Problem description> Reply with the count of lines holding "Presente", nothing more.
########################################
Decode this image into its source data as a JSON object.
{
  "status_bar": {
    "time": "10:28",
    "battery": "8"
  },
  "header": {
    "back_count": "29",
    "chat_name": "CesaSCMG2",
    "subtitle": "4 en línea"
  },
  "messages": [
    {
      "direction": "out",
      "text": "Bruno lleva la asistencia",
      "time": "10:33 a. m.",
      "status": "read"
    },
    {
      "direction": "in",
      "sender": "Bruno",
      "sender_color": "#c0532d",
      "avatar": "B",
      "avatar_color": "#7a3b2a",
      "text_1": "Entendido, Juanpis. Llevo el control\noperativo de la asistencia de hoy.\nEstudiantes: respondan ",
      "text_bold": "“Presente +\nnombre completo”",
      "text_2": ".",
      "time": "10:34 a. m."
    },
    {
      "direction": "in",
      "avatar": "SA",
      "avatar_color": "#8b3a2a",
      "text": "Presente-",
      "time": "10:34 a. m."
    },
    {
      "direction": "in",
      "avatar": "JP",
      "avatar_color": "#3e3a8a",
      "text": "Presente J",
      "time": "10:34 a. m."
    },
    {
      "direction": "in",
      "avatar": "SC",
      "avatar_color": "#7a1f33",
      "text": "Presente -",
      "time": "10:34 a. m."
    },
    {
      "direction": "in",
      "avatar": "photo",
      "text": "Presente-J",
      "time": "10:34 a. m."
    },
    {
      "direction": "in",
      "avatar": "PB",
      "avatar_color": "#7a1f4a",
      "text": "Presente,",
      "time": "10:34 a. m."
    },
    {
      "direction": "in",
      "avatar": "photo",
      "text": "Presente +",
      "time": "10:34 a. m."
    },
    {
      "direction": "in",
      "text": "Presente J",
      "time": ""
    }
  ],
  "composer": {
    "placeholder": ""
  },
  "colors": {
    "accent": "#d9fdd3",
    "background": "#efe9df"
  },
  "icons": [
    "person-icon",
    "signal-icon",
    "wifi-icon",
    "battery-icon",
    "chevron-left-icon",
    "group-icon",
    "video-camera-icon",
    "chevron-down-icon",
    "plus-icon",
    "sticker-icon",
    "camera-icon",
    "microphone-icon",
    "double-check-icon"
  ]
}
########################################
Exercise solution> 8